Exercise>
Show every line of the material below that contains the string "Stonehenge", treating uppercase and lowercase letters as distinct.

[Data drawn from a collection]
------------------------------------------------------------
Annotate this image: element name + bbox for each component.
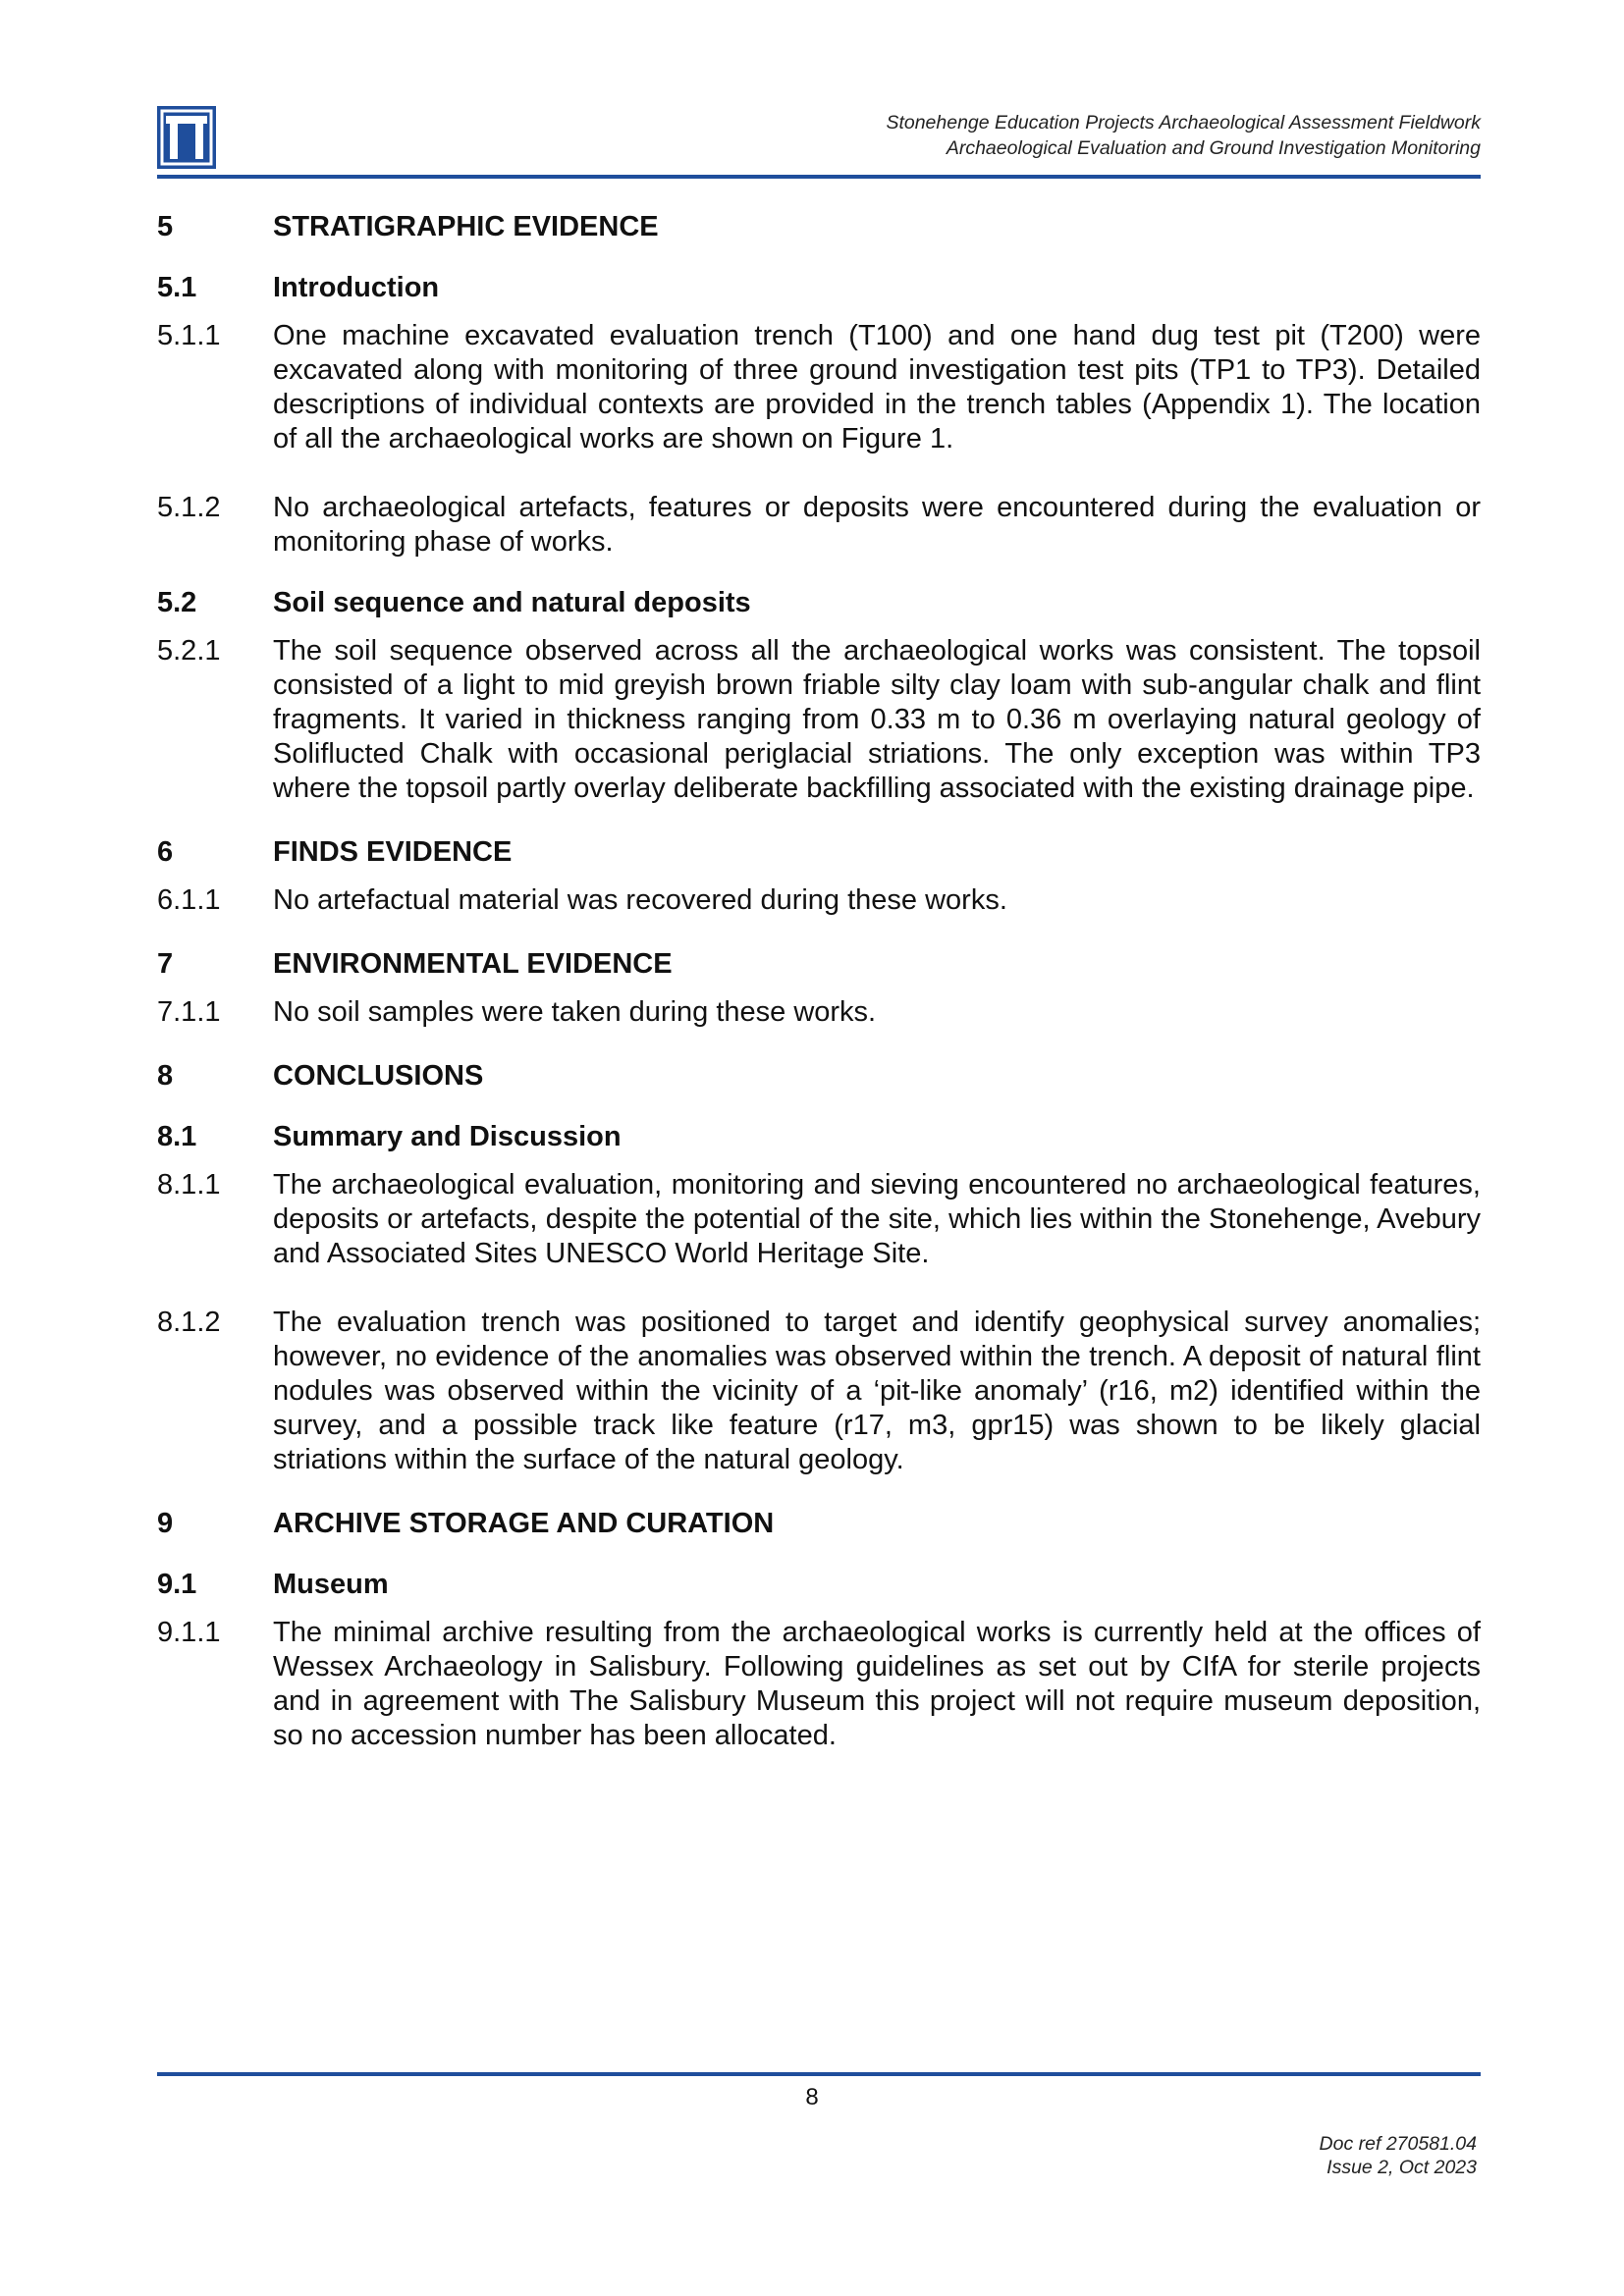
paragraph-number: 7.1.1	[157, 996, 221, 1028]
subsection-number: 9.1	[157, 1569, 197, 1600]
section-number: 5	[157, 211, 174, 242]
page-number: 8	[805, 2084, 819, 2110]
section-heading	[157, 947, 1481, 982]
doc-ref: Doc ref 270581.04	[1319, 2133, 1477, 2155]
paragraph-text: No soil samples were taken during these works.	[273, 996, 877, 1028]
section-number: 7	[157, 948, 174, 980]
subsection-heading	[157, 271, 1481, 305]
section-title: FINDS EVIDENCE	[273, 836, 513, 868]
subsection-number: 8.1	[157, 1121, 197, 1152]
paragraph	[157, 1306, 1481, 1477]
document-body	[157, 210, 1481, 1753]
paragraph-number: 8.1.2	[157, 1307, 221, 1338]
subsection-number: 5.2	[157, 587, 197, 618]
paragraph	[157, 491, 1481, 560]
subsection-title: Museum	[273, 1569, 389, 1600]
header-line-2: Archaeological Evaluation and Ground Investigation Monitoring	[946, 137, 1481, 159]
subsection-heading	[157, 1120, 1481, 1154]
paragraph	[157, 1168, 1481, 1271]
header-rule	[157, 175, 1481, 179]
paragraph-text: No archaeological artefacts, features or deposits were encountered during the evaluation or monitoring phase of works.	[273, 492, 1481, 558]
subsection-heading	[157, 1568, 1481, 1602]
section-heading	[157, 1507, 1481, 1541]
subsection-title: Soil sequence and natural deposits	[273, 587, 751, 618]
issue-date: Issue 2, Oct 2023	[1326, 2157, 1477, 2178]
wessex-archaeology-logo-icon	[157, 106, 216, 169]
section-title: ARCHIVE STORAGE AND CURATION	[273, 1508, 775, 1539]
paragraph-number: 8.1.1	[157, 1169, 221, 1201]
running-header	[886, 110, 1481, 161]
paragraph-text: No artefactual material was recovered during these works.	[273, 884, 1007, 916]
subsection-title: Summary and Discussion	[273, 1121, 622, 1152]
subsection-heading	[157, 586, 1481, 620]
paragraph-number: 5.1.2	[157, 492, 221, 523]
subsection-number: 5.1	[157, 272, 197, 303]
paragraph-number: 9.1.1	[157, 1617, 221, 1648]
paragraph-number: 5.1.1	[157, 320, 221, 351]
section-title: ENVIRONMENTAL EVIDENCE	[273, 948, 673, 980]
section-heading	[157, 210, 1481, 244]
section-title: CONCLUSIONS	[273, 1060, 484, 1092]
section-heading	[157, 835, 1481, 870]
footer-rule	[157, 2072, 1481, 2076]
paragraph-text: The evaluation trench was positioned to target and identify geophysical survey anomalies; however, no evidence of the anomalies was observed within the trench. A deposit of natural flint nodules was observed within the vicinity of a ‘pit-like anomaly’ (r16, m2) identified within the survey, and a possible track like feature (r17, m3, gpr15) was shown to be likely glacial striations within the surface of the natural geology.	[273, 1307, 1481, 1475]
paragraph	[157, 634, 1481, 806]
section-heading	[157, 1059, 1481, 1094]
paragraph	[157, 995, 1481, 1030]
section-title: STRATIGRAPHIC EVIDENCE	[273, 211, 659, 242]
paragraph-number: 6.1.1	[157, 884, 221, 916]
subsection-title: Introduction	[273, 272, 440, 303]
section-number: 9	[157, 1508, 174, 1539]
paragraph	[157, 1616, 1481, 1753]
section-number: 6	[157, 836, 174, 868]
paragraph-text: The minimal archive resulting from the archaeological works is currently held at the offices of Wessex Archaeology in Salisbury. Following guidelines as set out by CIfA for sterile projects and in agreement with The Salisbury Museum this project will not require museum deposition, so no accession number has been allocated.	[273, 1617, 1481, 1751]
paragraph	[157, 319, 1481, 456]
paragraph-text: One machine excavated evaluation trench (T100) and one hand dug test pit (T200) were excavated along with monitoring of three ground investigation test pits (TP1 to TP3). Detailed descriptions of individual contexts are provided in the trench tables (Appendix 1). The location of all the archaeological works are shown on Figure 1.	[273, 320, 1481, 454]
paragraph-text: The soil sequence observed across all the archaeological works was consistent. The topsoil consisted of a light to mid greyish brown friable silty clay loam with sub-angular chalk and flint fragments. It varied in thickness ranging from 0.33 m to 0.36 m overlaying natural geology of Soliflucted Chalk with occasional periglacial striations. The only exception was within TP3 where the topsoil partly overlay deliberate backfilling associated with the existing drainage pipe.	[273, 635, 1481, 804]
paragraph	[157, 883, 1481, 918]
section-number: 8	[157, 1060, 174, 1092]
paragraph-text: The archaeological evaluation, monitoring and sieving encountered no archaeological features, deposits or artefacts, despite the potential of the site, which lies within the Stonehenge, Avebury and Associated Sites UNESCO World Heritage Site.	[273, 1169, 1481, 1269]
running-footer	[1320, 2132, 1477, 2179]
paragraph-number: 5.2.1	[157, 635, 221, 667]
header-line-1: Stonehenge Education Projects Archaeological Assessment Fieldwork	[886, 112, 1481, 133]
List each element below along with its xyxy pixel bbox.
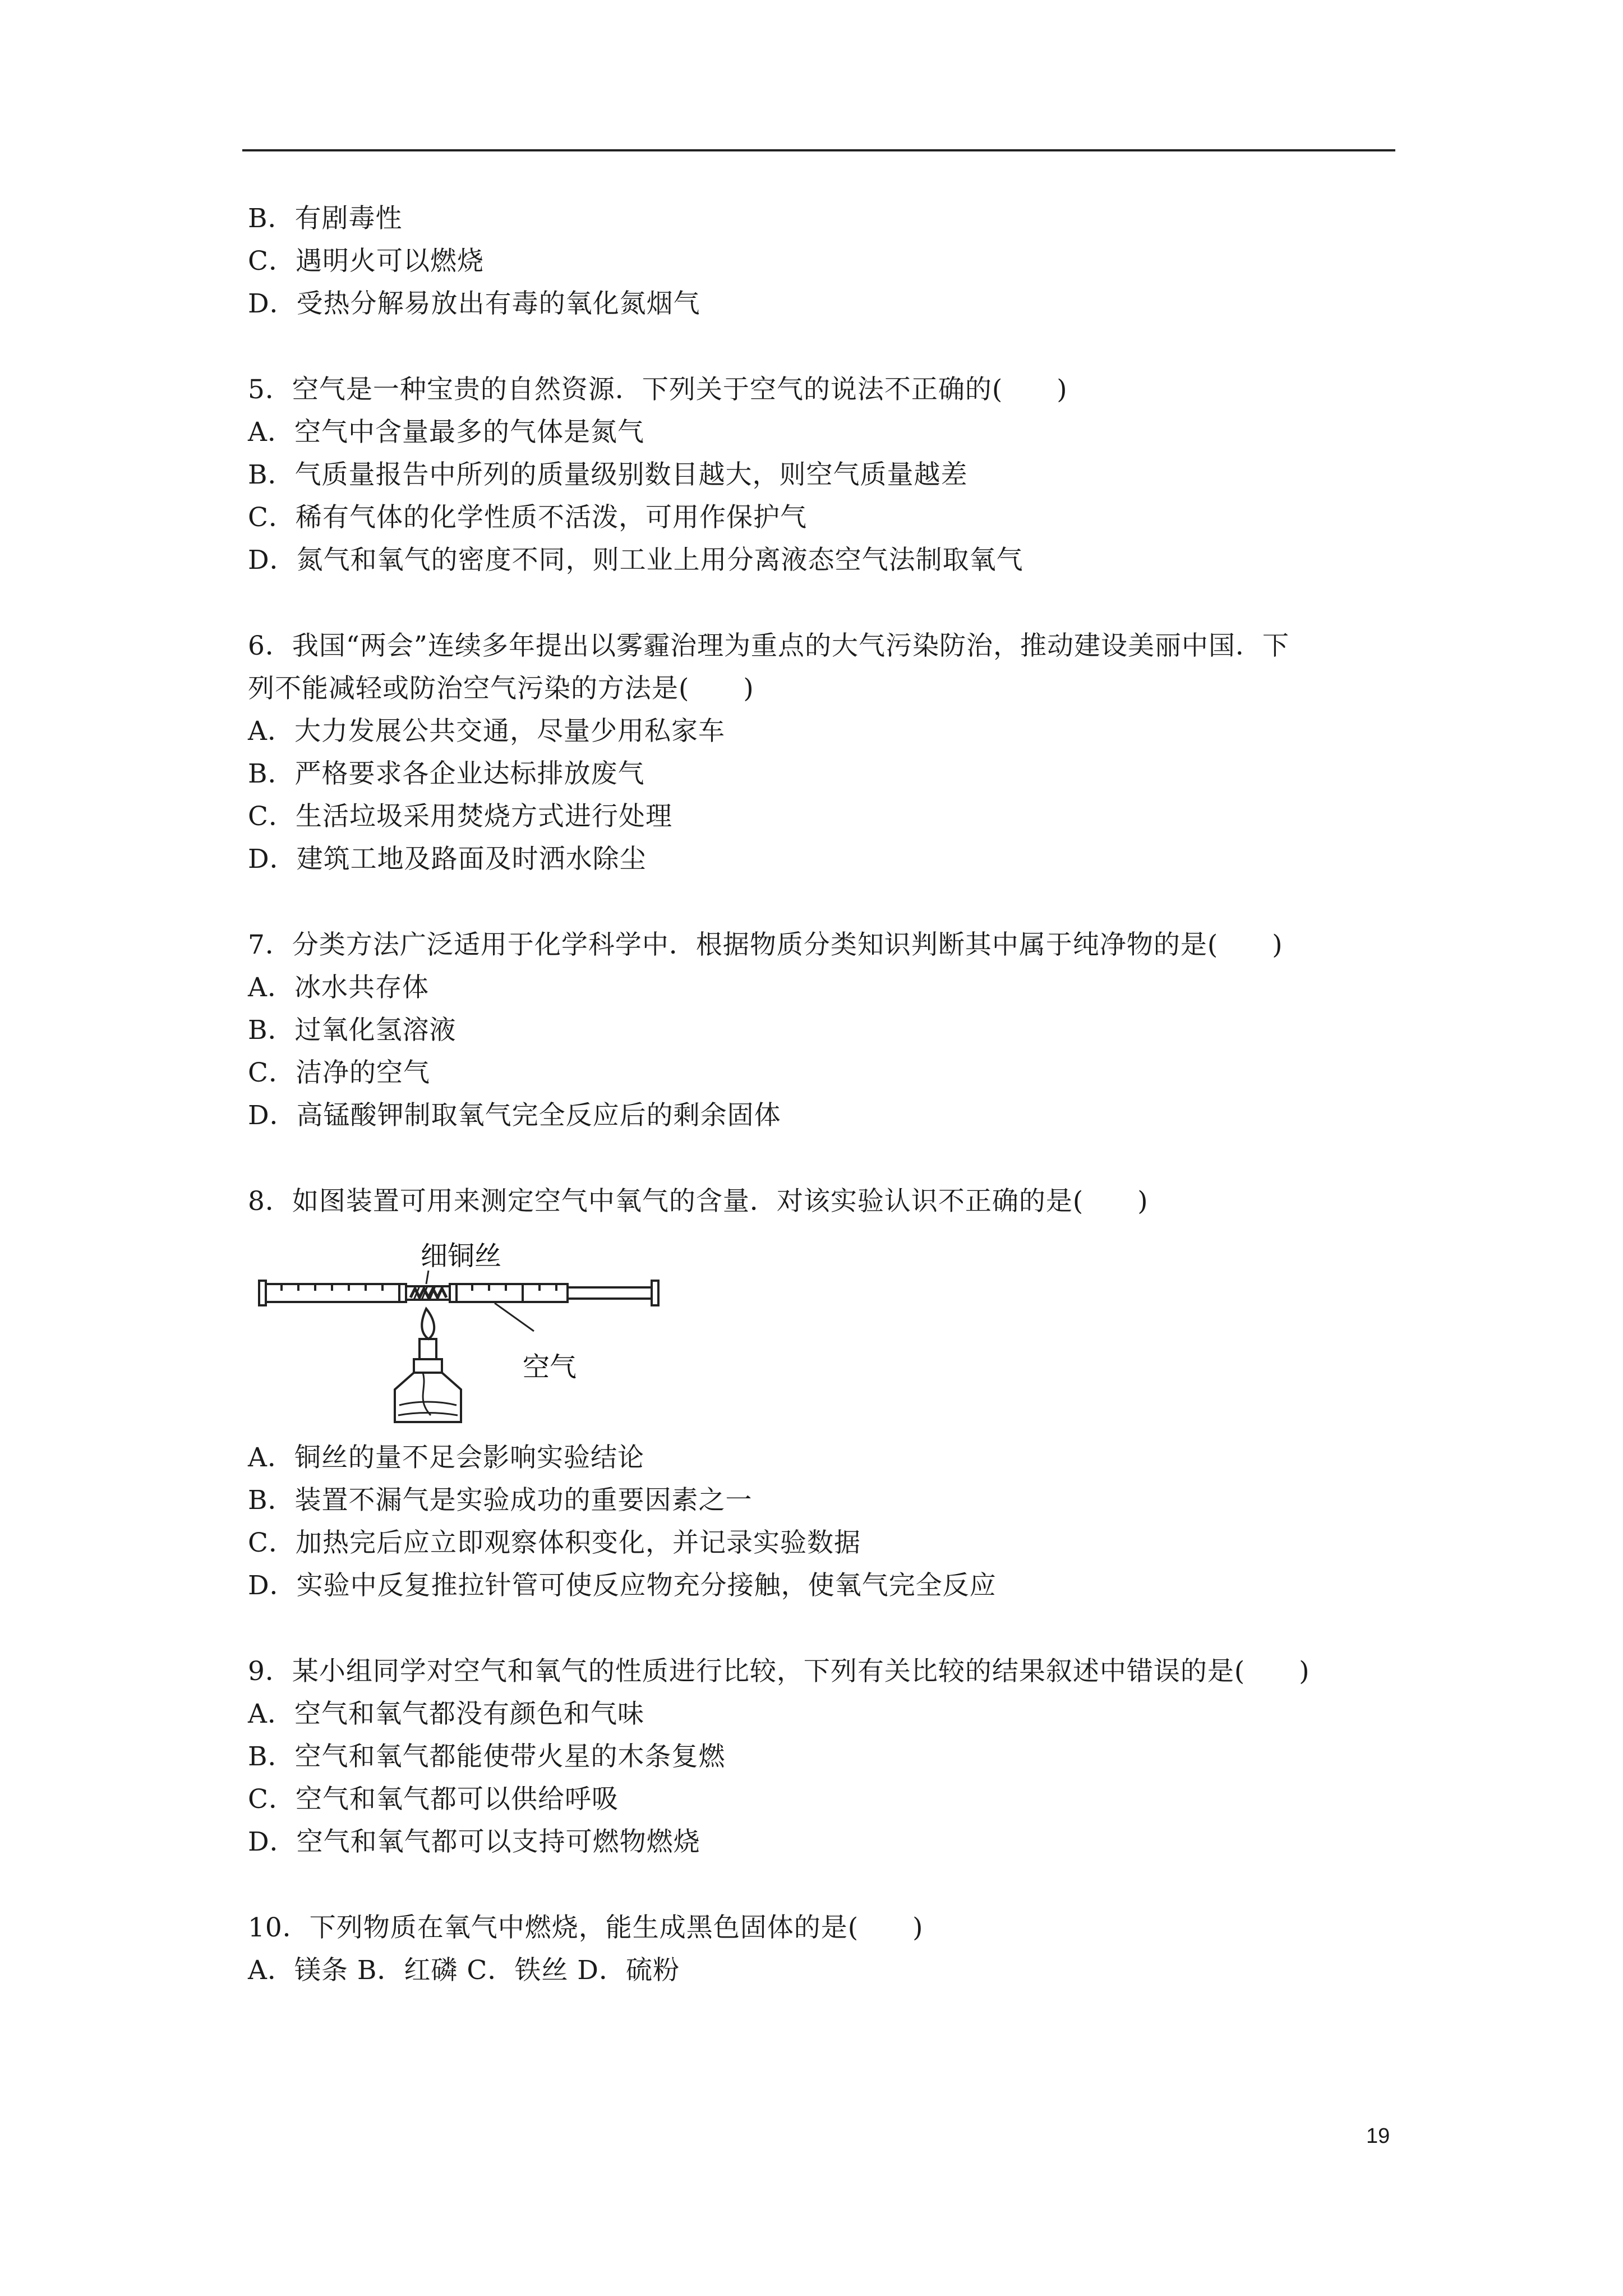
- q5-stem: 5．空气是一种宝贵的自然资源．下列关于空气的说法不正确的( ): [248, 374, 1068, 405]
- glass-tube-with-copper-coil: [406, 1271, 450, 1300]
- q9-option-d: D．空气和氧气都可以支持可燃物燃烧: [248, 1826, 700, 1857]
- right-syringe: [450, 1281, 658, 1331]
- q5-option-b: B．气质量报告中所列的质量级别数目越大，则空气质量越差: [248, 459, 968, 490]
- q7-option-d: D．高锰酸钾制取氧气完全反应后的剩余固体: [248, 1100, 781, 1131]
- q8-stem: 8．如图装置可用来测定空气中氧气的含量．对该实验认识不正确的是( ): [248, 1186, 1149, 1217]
------------------------------------------------------------
Reply>
paragraph-text: The archaeological evaluation, monitoring and sieving encountered no archaeological features, deposits or artefacts, despite the potential of the site, which lies within the Stonehenge, Avebury and Associated Sites UNESCO World Heritage Site.	[273, 1169, 1481, 1269]
header-line-1: Stonehenge Education Projects Archaeological Assessment Fieldwork	[886, 112, 1481, 133]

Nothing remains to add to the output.